**Exercise description**
Track down the lines that contain "variable" and copy them.

**Excerpts from a figure dataset**
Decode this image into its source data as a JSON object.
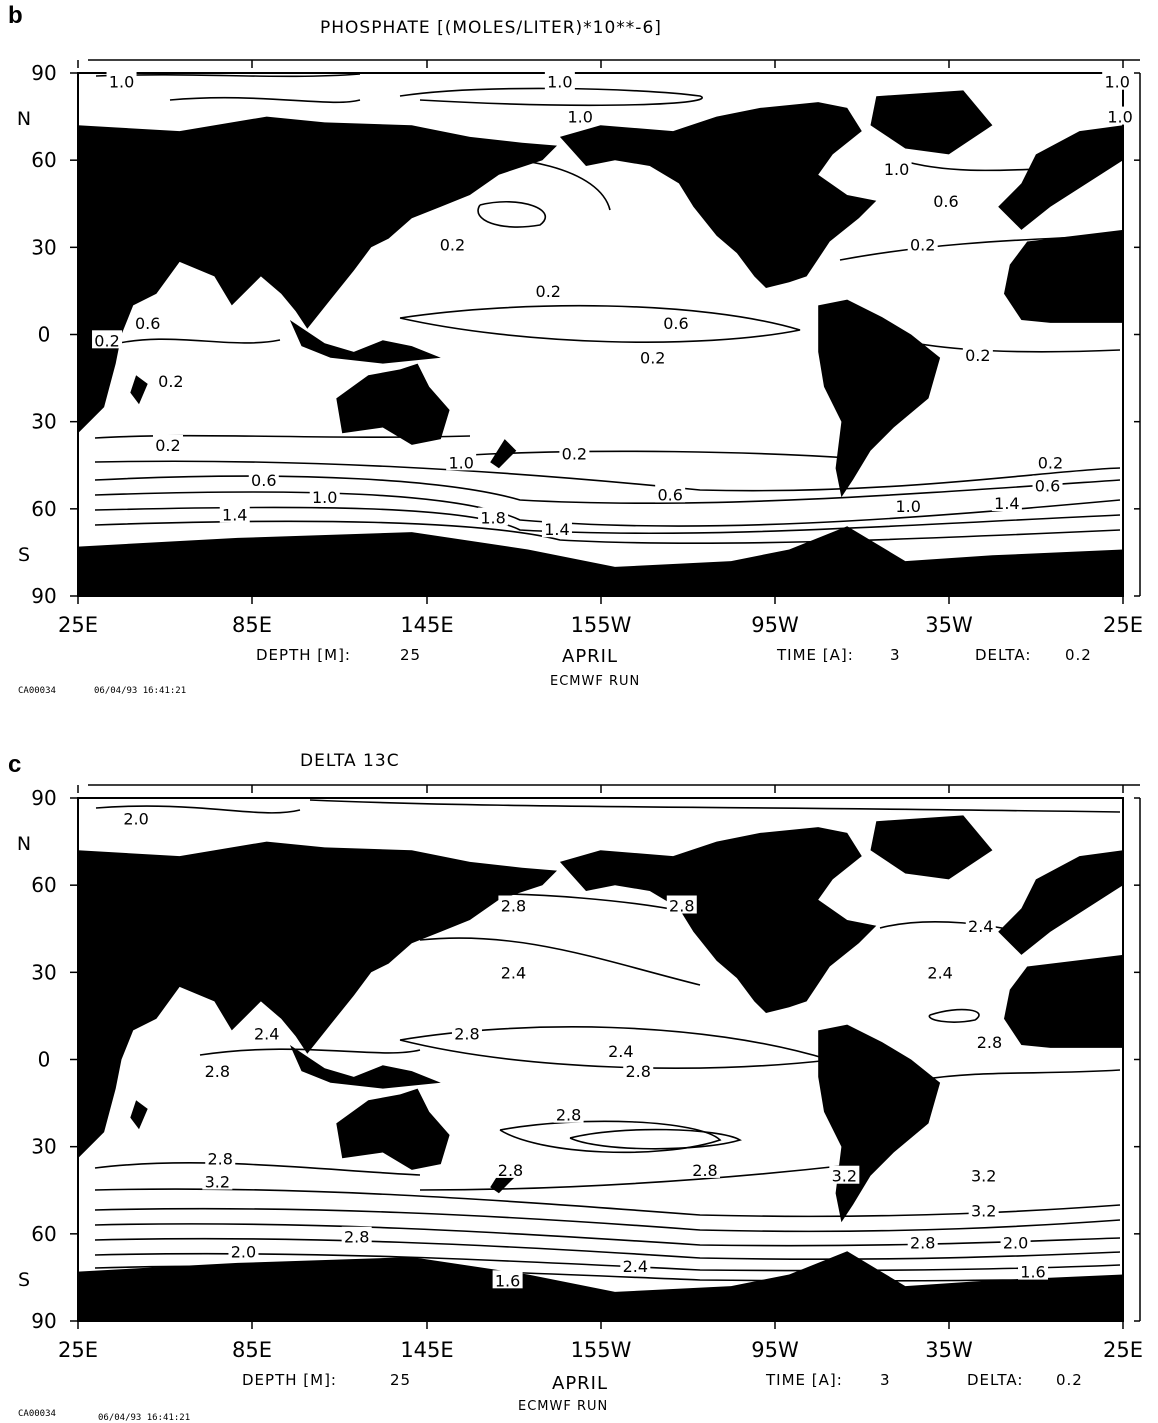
{
  "panels": [
    {
      "letter": "b",
      "title": "PHOSPHATE [(MOLES/LITER)*10**-6]",
      "footer": {
        "depth_label": "DEPTH [M]:",
        "depth_value": "25",
        "month": "APRIL",
        "time_label": "TIME [A]:",
        "time_value": "3",
        "delta_label": "DELTA:",
        "delta_value": "0.2",
        "run": "ECMWF RUN",
        "code": "CA00034",
        "timestamp": "06/04/93  16:41:21"
      }
    },
    {
      "letter": "c",
      "title": "DELTA 13C",
      "footer": {
        "depth_label": "DEPTH [M]:",
        "depth_value": "25",
        "month": "APRIL",
        "time_label": "TIME [A]:",
        "time_value": "3",
        "delta_label": "DELTA:",
        "delta_value": "0.2",
        "run": "ECMWF RUN",
        "code": "CA00034",
        "timestamp": "06/04/93  16:41:21"
      }
    }
  ],
  "chart_data": [
    {
      "type": "heatmap",
      "title": "PHOSPHATE [(MOLES/LITER)*10**-6]",
      "variable": "phosphate",
      "contour_interval": 0.2,
      "x_ticks": [
        "25E",
        "85E",
        "145E",
        "155W",
        "95W",
        "35W",
        "25E"
      ],
      "y_ticks": [
        "90",
        "60",
        "30",
        "0",
        "30",
        "60",
        "90"
      ],
      "y_hemisphere_labels": [
        "N",
        "S"
      ],
      "land_color": "#000000",
      "contour_labels": [
        {
          "lon": "40E",
          "lat": 87,
          "value": "1.0"
        },
        {
          "lon": "169W",
          "lat": 87,
          "value": "1.0"
        },
        {
          "lon": "23E",
          "lat": 87,
          "value": "1.0"
        },
        {
          "lon": "162W",
          "lat": 75,
          "value": "1.0"
        },
        {
          "lon": "24E",
          "lat": 75,
          "value": "1.0"
        },
        {
          "lon": "53W",
          "lat": 57,
          "value": "1.0"
        },
        {
          "lon": "36W",
          "lat": 46,
          "value": "0.6"
        },
        {
          "lon": "154E",
          "lat": 31,
          "value": "0.2"
        },
        {
          "lon": "44W",
          "lat": 31,
          "value": "0.2"
        },
        {
          "lon": "173W",
          "lat": 15,
          "value": "0.2"
        },
        {
          "lon": "49E",
          "lat": 4,
          "value": "0.6"
        },
        {
          "lon": "129W",
          "lat": 4,
          "value": "0.6"
        },
        {
          "lon": "35E",
          "lat": -2,
          "value": "0.2"
        },
        {
          "lon": "25W",
          "lat": -7,
          "value": "0.2"
        },
        {
          "lon": "137W",
          "lat": -8,
          "value": "0.2"
        },
        {
          "lon": "57E",
          "lat": -16,
          "value": "0.2"
        },
        {
          "lon": "56E",
          "lat": -38,
          "value": "0.2"
        },
        {
          "lon": "164W",
          "lat": -41,
          "value": "0.2"
        },
        {
          "lon": "0E",
          "lat": -44,
          "value": "0.2"
        },
        {
          "lon": "157E",
          "lat": -44,
          "value": "1.0"
        },
        {
          "lon": "89E",
          "lat": -50,
          "value": "0.6"
        },
        {
          "lon": "1W",
          "lat": -52,
          "value": "0.6"
        },
        {
          "lon": "131W",
          "lat": -55,
          "value": "0.6"
        },
        {
          "lon": "110E",
          "lat": -56,
          "value": "1.0"
        },
        {
          "lon": "49W",
          "lat": -59,
          "value": "1.0"
        },
        {
          "lon": "15W",
          "lat": -58,
          "value": "1.4"
        },
        {
          "lon": "79E",
          "lat": -62,
          "value": "1.4"
        },
        {
          "lon": "168E",
          "lat": -63,
          "value": "1.8"
        },
        {
          "lon": "170W",
          "lat": -67,
          "value": "1.4"
        }
      ]
    },
    {
      "type": "heatmap",
      "title": "DELTA 13C",
      "variable": "delta13C",
      "contour_interval": 0.2,
      "x_ticks": [
        "25E",
        "85E",
        "145E",
        "155W",
        "95W",
        "35W",
        "25E"
      ],
      "y_ticks": [
        "90",
        "60",
        "30",
        "0",
        "30",
        "60",
        "90"
      ],
      "y_hemisphere_labels": [
        "N",
        "S"
      ],
      "land_color": "#000000",
      "contour_labels": [
        {
          "lon": "45E",
          "lat": 83,
          "value": "2.0"
        },
        {
          "lon": "175E",
          "lat": 53,
          "value": "2.8"
        },
        {
          "lon": "127W",
          "lat": 53,
          "value": "2.8"
        },
        {
          "lon": "24W",
          "lat": 46,
          "value": "2.4"
        },
        {
          "lon": "175E",
          "lat": 30,
          "value": "2.4"
        },
        {
          "lon": "38W",
          "lat": 30,
          "value": "2.4"
        },
        {
          "lon": "21W",
          "lat": 6,
          "value": "2.8"
        },
        {
          "lon": "90E",
          "lat": 9,
          "value": "2.4"
        },
        {
          "lon": "159E",
          "lat": 9,
          "value": "2.8"
        },
        {
          "lon": "148W",
          "lat": 3,
          "value": "2.4"
        },
        {
          "lon": "142W",
          "lat": -4,
          "value": "2.8"
        },
        {
          "lon": "73E",
          "lat": -4,
          "value": "2.8"
        },
        {
          "lon": "166W",
          "lat": -19,
          "value": "2.8"
        },
        {
          "lon": "74E",
          "lat": -34,
          "value": "2.8"
        },
        {
          "lon": "174E",
          "lat": -38,
          "value": "2.8"
        },
        {
          "lon": "119W",
          "lat": -38,
          "value": "2.8"
        },
        {
          "lon": "71W",
          "lat": -40,
          "value": "3.2"
        },
        {
          "lon": "23W",
          "lat": -40,
          "value": "3.2"
        },
        {
          "lon": "73E",
          "lat": -42,
          "value": "3.2"
        },
        {
          "lon": "23W",
          "lat": -52,
          "value": "3.2"
        },
        {
          "lon": "121E",
          "lat": -61,
          "value": "2.8"
        },
        {
          "lon": "44W",
          "lat": -63,
          "value": "2.8"
        },
        {
          "lon": "12W",
          "lat": -63,
          "value": "2.0"
        },
        {
          "lon": "82E",
          "lat": -66,
          "value": "2.0"
        },
        {
          "lon": "143W",
          "lat": -71,
          "value": "2.4"
        },
        {
          "lon": "6W",
          "lat": -73,
          "value": "1.6"
        },
        {
          "lon": "173E",
          "lat": -76,
          "value": "1.6"
        }
      ]
    }
  ]
}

**Result of the task**
      "variable": "phosphate",
      "variable": "delta13C",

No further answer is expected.